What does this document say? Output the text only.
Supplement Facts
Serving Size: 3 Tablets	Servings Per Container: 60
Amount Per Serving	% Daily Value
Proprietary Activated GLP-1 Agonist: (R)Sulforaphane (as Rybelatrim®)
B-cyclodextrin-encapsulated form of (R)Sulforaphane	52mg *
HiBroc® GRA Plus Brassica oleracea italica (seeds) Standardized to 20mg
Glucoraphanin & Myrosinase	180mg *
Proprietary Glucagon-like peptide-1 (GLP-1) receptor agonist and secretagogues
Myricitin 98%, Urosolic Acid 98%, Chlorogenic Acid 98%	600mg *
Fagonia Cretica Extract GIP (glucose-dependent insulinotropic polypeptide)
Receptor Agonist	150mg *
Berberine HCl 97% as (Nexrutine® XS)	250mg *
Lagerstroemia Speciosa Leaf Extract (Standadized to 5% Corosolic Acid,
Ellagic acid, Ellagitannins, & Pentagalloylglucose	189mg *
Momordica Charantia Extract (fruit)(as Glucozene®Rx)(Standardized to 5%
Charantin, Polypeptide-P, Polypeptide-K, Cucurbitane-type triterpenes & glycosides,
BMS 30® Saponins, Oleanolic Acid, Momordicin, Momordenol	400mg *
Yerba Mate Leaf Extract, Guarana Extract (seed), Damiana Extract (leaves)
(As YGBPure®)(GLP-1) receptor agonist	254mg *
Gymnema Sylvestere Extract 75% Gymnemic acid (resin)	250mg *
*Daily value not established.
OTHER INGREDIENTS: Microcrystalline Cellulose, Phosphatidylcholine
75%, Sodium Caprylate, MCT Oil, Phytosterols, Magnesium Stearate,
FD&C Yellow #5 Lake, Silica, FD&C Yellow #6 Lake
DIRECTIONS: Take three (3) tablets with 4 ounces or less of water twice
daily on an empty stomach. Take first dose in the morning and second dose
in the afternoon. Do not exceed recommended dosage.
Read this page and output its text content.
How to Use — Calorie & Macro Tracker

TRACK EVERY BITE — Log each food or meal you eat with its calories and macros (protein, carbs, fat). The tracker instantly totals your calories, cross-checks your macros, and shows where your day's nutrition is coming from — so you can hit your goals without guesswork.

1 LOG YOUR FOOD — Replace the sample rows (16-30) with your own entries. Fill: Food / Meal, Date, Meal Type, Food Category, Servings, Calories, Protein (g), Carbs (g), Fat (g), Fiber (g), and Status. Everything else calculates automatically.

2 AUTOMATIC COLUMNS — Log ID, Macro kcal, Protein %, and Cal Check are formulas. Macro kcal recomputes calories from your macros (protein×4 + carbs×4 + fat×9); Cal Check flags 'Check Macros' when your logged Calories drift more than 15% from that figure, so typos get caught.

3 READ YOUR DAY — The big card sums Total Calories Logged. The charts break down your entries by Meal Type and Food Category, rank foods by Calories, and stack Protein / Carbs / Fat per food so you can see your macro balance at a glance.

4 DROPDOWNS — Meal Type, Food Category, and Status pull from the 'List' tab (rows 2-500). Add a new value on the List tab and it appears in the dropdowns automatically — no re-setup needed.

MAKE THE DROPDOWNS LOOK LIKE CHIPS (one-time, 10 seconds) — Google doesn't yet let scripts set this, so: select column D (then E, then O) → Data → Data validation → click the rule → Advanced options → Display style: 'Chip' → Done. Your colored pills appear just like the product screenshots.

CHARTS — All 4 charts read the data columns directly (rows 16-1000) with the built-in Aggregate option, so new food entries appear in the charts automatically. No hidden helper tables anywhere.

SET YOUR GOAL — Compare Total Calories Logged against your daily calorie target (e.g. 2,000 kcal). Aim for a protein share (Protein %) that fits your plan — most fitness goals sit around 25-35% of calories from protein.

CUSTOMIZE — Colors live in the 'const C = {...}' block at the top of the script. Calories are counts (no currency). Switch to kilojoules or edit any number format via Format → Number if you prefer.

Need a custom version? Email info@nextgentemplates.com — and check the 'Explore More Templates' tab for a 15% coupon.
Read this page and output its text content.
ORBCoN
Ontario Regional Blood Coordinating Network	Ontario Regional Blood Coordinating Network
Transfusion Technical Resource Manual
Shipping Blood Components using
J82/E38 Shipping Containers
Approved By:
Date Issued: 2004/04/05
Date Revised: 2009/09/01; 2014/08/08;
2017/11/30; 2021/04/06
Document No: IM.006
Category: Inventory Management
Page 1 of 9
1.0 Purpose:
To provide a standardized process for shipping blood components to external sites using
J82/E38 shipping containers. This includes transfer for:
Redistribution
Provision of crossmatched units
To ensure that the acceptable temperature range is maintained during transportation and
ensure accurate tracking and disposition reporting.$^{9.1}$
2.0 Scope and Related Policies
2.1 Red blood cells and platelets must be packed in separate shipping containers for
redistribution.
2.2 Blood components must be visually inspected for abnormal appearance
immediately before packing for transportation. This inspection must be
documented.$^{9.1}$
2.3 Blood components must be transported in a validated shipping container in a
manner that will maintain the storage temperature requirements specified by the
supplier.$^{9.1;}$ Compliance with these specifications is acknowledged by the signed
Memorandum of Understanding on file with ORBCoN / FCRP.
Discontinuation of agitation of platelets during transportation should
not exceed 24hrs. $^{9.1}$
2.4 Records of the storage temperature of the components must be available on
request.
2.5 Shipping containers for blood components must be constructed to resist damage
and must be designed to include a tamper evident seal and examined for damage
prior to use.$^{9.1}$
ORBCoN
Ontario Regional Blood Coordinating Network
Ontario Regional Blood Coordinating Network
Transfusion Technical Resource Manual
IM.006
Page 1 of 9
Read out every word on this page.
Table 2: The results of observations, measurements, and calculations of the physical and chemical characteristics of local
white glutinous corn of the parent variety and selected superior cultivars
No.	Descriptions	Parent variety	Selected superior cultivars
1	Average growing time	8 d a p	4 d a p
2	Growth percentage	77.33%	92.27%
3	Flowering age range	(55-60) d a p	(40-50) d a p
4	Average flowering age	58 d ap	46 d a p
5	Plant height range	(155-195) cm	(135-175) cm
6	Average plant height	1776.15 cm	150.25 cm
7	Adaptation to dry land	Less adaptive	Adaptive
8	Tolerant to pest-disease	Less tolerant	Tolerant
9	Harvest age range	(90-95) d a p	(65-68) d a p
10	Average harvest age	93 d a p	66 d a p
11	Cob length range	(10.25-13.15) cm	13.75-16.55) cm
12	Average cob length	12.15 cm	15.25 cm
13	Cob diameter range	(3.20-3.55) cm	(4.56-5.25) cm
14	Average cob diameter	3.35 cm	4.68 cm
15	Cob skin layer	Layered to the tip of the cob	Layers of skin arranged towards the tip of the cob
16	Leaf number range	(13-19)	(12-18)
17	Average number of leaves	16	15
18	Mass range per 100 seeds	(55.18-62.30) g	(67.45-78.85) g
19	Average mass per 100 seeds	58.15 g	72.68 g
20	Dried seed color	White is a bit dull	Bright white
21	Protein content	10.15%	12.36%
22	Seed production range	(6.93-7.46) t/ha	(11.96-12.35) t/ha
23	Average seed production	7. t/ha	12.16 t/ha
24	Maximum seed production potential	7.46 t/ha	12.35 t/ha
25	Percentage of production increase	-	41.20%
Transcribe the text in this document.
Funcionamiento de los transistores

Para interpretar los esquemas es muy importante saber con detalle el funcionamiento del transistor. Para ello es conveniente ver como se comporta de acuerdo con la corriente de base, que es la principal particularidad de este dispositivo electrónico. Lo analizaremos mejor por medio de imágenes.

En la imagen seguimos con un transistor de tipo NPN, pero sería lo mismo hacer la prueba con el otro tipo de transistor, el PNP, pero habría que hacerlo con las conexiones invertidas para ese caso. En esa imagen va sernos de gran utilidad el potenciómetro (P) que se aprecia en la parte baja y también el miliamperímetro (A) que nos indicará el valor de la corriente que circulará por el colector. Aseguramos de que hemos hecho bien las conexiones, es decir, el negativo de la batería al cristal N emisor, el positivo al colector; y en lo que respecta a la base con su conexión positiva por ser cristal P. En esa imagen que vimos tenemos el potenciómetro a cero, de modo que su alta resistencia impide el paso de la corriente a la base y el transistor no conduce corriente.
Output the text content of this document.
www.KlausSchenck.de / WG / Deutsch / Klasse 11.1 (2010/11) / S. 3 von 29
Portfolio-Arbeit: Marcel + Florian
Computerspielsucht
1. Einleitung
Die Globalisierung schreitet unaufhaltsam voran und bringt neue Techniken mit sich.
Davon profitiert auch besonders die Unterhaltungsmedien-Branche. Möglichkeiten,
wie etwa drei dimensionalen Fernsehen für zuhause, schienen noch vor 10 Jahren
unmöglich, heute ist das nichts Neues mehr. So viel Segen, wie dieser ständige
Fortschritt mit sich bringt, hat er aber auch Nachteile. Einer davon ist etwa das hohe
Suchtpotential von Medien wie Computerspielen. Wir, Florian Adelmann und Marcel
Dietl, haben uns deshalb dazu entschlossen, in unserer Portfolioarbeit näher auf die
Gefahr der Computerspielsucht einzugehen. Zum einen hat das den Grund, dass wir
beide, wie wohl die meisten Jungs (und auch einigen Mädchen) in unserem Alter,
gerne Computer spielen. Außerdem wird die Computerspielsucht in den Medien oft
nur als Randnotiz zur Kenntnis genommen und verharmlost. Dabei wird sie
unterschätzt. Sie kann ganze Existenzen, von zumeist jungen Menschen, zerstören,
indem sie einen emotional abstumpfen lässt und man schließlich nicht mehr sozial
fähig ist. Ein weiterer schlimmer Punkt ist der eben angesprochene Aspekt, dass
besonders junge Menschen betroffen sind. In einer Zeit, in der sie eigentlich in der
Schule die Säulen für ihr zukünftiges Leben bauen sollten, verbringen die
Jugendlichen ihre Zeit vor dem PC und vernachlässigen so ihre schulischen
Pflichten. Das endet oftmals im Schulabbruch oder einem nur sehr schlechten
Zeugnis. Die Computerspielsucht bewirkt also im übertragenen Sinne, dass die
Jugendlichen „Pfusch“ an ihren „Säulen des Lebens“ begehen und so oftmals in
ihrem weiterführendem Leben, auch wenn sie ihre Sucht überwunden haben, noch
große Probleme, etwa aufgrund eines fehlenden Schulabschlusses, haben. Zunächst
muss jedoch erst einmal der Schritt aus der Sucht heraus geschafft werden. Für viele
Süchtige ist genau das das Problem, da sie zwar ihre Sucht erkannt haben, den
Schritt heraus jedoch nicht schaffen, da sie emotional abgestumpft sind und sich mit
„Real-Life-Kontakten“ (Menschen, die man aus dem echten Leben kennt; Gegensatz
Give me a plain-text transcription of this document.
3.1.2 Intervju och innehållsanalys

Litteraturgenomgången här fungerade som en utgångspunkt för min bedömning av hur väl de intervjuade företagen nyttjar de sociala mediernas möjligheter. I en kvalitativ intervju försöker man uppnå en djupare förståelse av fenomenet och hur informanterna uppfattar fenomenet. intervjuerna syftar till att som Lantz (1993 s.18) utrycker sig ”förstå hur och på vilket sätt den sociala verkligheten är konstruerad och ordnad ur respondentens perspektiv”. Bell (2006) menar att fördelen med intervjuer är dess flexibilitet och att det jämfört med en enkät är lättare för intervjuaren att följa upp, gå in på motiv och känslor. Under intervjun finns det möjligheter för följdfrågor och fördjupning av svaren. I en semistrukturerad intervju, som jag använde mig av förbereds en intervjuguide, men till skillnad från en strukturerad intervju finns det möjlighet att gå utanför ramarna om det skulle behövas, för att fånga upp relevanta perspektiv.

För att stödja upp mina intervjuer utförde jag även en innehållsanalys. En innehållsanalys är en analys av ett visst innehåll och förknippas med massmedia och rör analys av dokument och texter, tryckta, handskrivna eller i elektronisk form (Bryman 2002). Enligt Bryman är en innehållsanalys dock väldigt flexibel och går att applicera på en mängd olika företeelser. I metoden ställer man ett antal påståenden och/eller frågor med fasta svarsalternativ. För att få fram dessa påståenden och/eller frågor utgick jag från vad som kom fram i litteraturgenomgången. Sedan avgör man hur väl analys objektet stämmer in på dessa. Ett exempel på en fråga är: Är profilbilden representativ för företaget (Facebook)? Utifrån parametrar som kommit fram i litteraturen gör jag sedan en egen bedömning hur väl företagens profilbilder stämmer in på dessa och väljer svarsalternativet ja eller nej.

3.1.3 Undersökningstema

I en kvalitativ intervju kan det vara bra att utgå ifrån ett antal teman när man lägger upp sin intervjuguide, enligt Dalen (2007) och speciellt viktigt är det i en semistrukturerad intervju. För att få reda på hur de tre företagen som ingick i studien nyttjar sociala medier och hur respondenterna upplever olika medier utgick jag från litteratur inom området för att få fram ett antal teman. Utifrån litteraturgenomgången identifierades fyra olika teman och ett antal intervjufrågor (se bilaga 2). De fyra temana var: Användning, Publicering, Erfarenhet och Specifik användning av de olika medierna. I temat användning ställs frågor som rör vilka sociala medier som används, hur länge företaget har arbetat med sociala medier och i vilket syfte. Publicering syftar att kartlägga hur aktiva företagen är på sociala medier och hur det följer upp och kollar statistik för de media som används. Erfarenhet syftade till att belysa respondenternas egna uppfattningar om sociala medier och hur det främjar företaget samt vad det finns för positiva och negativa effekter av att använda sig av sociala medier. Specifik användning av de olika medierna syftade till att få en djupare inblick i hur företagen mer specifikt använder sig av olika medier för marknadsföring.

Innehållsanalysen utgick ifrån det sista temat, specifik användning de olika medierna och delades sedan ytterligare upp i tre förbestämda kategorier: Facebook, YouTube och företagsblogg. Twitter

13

Task item: Scan the data above; copy every line where "platelets" appears.

Result for this task:
2.1 Red blood cells and platelets must be packed in separate shipping containers for
Discontinuation of agitation of platelets during transportation should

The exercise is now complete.